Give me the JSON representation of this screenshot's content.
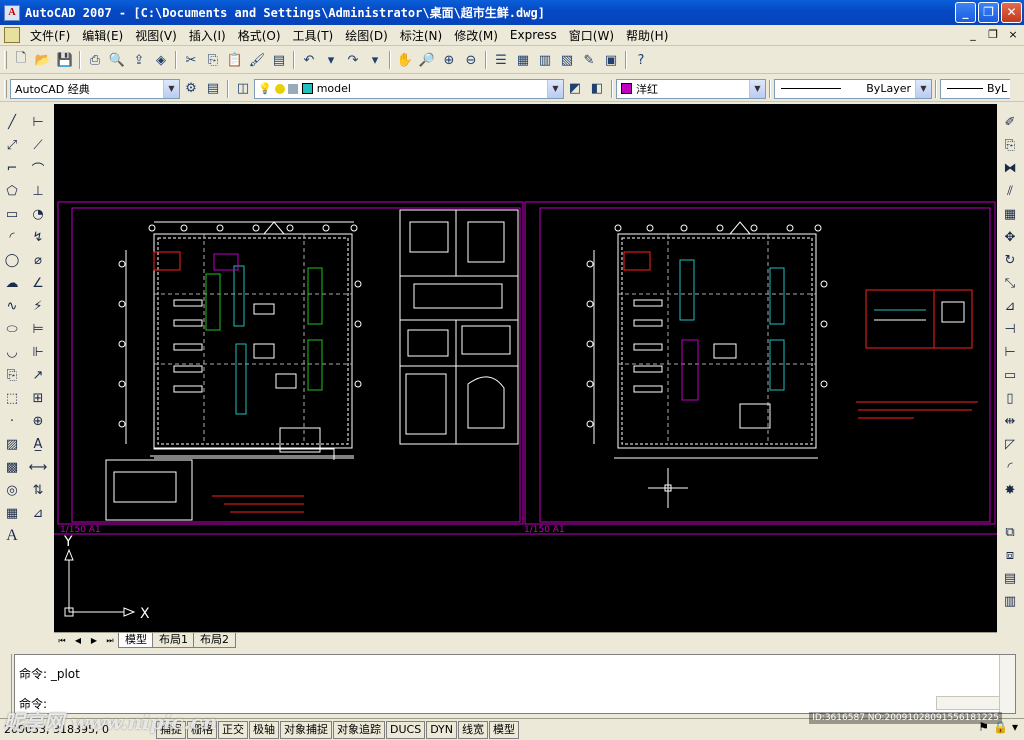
{
  "titlebar": {
    "app_icon": "A",
    "title": "AutoCAD 2007 - [C:\\Documents and Settings\\Administrator\\桌面\\超市生鲜.dwg]",
    "minimize": "_",
    "restore": "❐",
    "close": "✕"
  },
  "menu": {
    "items": [
      "文件(F)",
      "编辑(E)",
      "视图(V)",
      "插入(I)",
      "格式(O)",
      "工具(T)",
      "绘图(D)",
      "标注(N)",
      "修改(M)",
      "Express",
      "窗口(W)",
      "帮助(H)"
    ],
    "doc_minimize": "_",
    "doc_restore": "❐",
    "doc_close": "×"
  },
  "toolbar2": {
    "workspace": "AutoCAD 经典",
    "layer": "model",
    "color": "洋红",
    "color_hex": "#c000c0",
    "linetype": "ByLayer",
    "lineweight": "ByL"
  },
  "tabs": {
    "nav": [
      "⏮",
      "◀",
      "▶",
      "⏭"
    ],
    "items": [
      "模型",
      "布局1",
      "布局2"
    ]
  },
  "command": {
    "line1": "命令: _plot",
    "line2": "命令:"
  },
  "statusbar": {
    "coords": "209053, 318395, 0",
    "buttons": [
      "捕捉",
      "栅格",
      "正交",
      "极轴",
      "对象捕捉",
      "对象追踪",
      "DUCS",
      "DYN",
      "线宽",
      "模型"
    ]
  },
  "drawing": {
    "scale_left": "1/150 A1",
    "scale_right": "1/150 A1",
    "ucs_x": "X",
    "ucs_y": "Y"
  },
  "watermark": {
    "text": "昵享网 www.nipic.cn",
    "id": "ID:3616587 NO:20091028091556181225"
  },
  "colors": {
    "cad_background": "#000000",
    "magenta": "#c000c0",
    "red": "#ff2020",
    "white": "#ffffff",
    "green": "#20c020",
    "cyan": "#20c0c0"
  }
}
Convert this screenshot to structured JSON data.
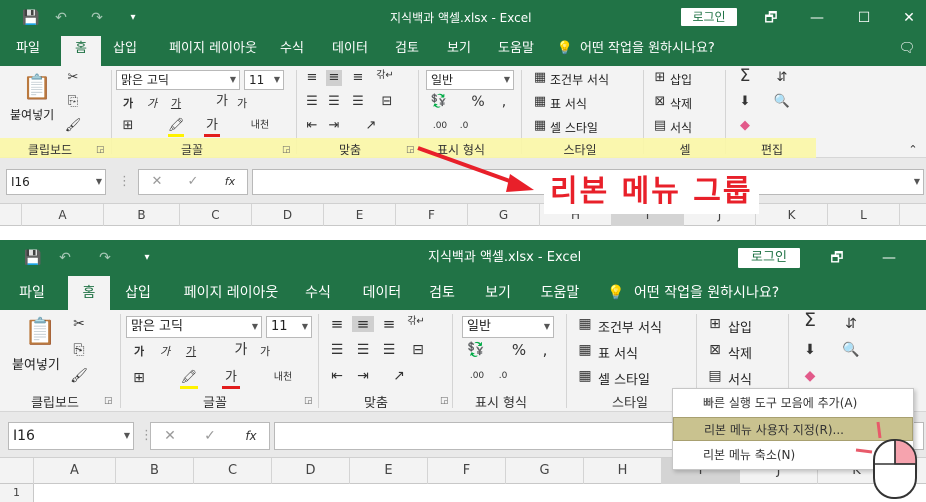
{
  "top": {
    "title": "지식백과 액셀.xlsx  -  Excel",
    "login": "로그인",
    "tabs": [
      "파일",
      "홈",
      "삽입",
      "페이지 레이아웃",
      "수식",
      "데이터",
      "검토",
      "보기",
      "도움말"
    ],
    "tell_me": "어떤 작업을 원하시나요?",
    "font_name": "맑은 고딕",
    "font_size": "11",
    "number_format": "일반",
    "paste_label": "붙여넣기",
    "conditional": "조건부 서식",
    "table_format": "표 서식",
    "cell_style": "셀 스타일",
    "insert": "삽입",
    "delete": "삭제",
    "format": "서식",
    "groups": [
      "클립보드",
      "글꼴",
      "맞춤",
      "표시 형식",
      "스타일",
      "셀",
      "편집"
    ],
    "name_box": "I16",
    "columns": [
      "A",
      "B",
      "C",
      "D",
      "E",
      "F",
      "G",
      "H",
      "I",
      "J",
      "K",
      "L"
    ],
    "annotation": "리본 메뉴 그룹"
  },
  "bottom": {
    "title": "지식백과 액셀.xlsx  -  Excel",
    "login": "로그인",
    "tabs": [
      "파일",
      "홈",
      "삽입",
      "페이지 레이아웃",
      "수식",
      "데이터",
      "검토",
      "보기",
      "도움말"
    ],
    "tell_me": "어떤 작업을 원하시나요?",
    "font_name": "맑은 고딕",
    "font_size": "11",
    "number_format": "일반",
    "paste_label": "붙여넣기",
    "conditional": "조건부 서식",
    "table_format": "표 서식",
    "cell_style": "셀 스타일",
    "insert": "삽입",
    "delete": "삭제",
    "format": "서식",
    "groups": [
      "클립보드",
      "글꼴",
      "맞춤",
      "표시 형식",
      "스타일"
    ],
    "name_box": "I16",
    "columns": [
      "A",
      "B",
      "C",
      "D",
      "E",
      "F",
      "G",
      "H",
      "I",
      "J",
      "K"
    ],
    "row1": "1",
    "context_menu": [
      "빠른 실행 도구 모음에 추가(A)",
      "리본 메뉴 사용자 지정(R)...",
      "리본 메뉴 축소(N)"
    ]
  },
  "glyphs": {
    "save": "💾",
    "undo": "↶",
    "redo": "↷",
    "more": "▾",
    "restore": "🗗",
    "minimize": "—",
    "maximize": "☐",
    "close": "✕",
    "bulb": "💡",
    "comment": "🗨",
    "cut": "✂",
    "copy": "⎘",
    "brush": "🖌",
    "bold": "가",
    "italic": "가",
    "underline": "가",
    "grow": "가",
    "shrink": "가",
    "border": "⊞",
    "fill": "🖍",
    "fontcolor": "가",
    "phonetic": "내천",
    "percent": "%",
    "comma": ",",
    "sum": "Σ",
    "sort": "⇵",
    "find": "🔍",
    "clear": "◆",
    "cancel": "✕",
    "ok": "✓",
    "fx": "fx",
    "expand": "⌃"
  },
  "colors": {
    "excel_green": "#217346",
    "annotation_red": "#e8202a",
    "highlight_yellow": "#fbf7a6"
  }
}
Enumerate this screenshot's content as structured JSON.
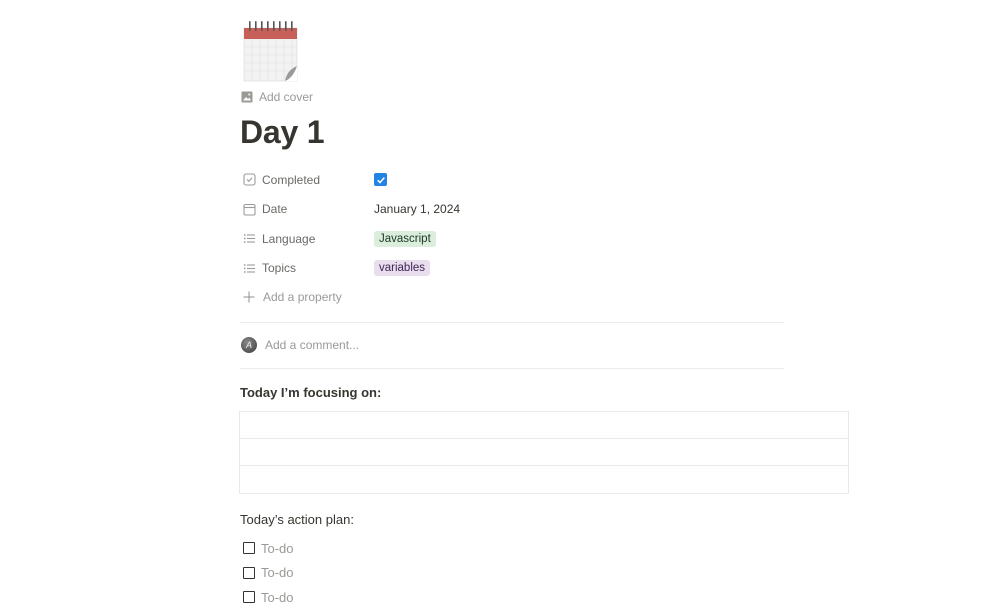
{
  "page": {
    "icon": "calendar-icon",
    "add_cover_label": "Add cover",
    "title": "Day 1"
  },
  "properties": [
    {
      "name": "Completed",
      "icon": "checkbox-prop-icon",
      "type": "checkbox",
      "checked": true
    },
    {
      "name": "Date",
      "icon": "calendar-prop-icon",
      "type": "date",
      "value": "January 1, 2024"
    },
    {
      "name": "Language",
      "icon": "multiselect-icon",
      "type": "multi_select",
      "value": "Javascript",
      "color": "#dbeddb"
    },
    {
      "name": "Topics",
      "icon": "multiselect-icon",
      "type": "multi_select",
      "value": "variables",
      "color": "#e8deee"
    }
  ],
  "add_property_label": "Add a property",
  "comment": {
    "placeholder": "Add a comment..."
  },
  "focus": {
    "heading": "Today I’m focusing on:",
    "rows": [
      "",
      "",
      ""
    ]
  },
  "plan": {
    "heading": "Today’s action plan:",
    "todos": [
      "To-do",
      "To-do",
      "To-do"
    ]
  }
}
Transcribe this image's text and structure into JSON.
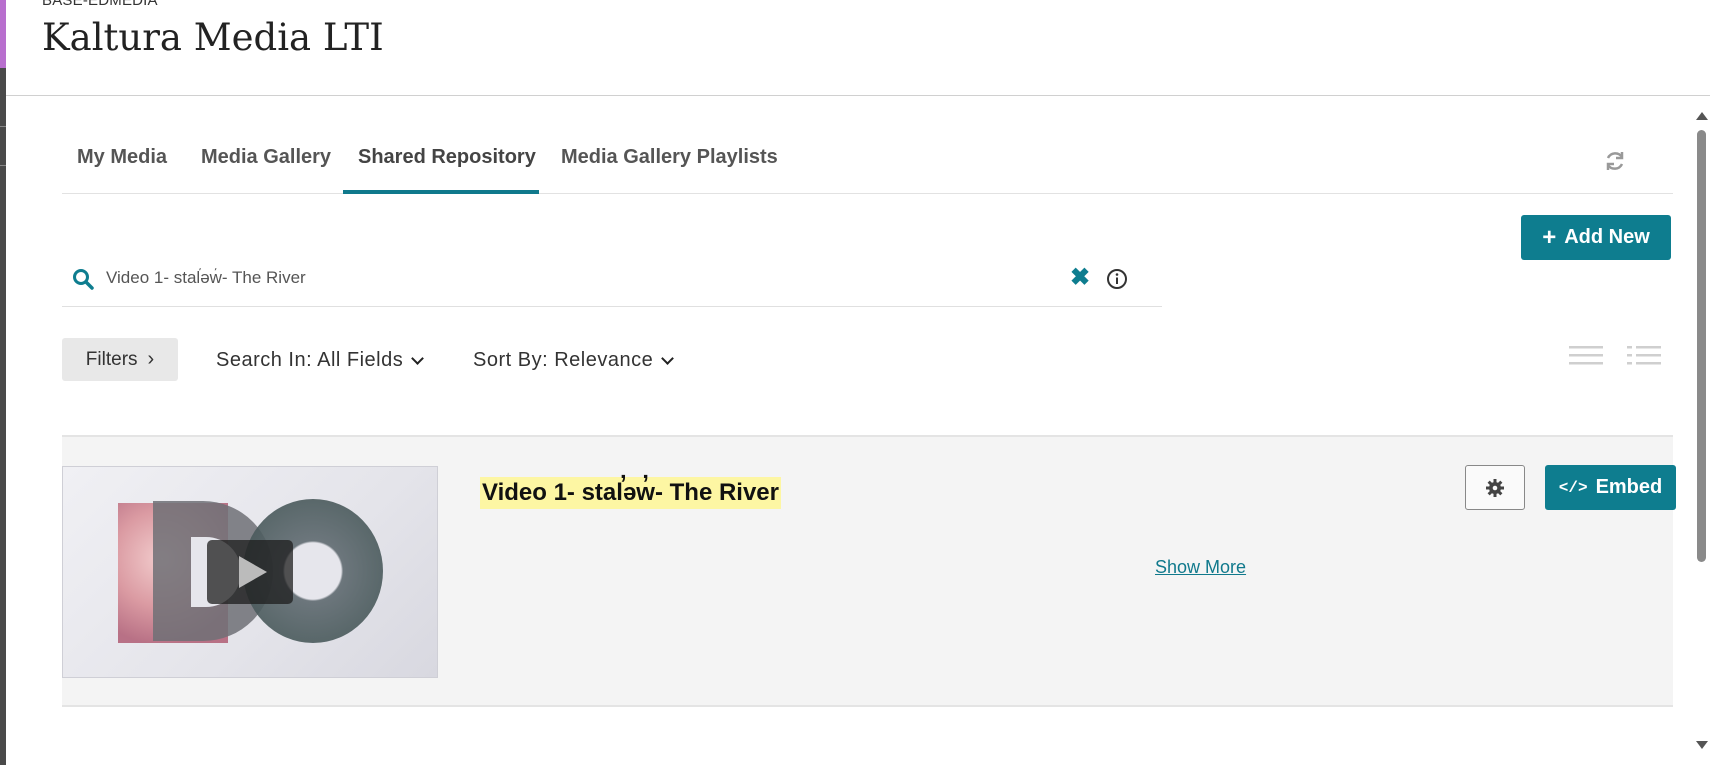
{
  "header": {
    "breadcrumb": "BASE-EDMEDIA",
    "title": "Kaltura Media LTI",
    "back_icon": "chevron-left-icon"
  },
  "tabs": [
    {
      "label": "My Media",
      "active": false
    },
    {
      "label": "Media Gallery",
      "active": false
    },
    {
      "label": "Shared Repository",
      "active": true
    },
    {
      "label": "Media Gallery Playlists",
      "active": false
    }
  ],
  "toolbar": {
    "add_new_label": "Add New",
    "refresh_icon": "refresh-icon"
  },
  "search": {
    "value": "Video 1- stal̕əw̓- The River",
    "clear_icon": "close-icon",
    "info_icon": "info-icon"
  },
  "filters": {
    "filters_label": "Filters",
    "search_in_label": "Search In: All Fields",
    "sort_by_label": "Sort By: Relevance"
  },
  "view_modes": [
    "compact-list-icon",
    "detailed-list-icon"
  ],
  "entries": [
    {
      "title": "Video 1- stal̕əw̓- The River",
      "show_more_label": "Show More",
      "embed_label": "Embed"
    }
  ],
  "colors": {
    "accent": "#0e7d8f",
    "highlight": "#fdf6a3",
    "back_tab": "#b86fce"
  }
}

········

Copy out each line in the listing that has the word "calendar".

    "icon": "calendar-icon",
      "icon": "calendar-prop-icon",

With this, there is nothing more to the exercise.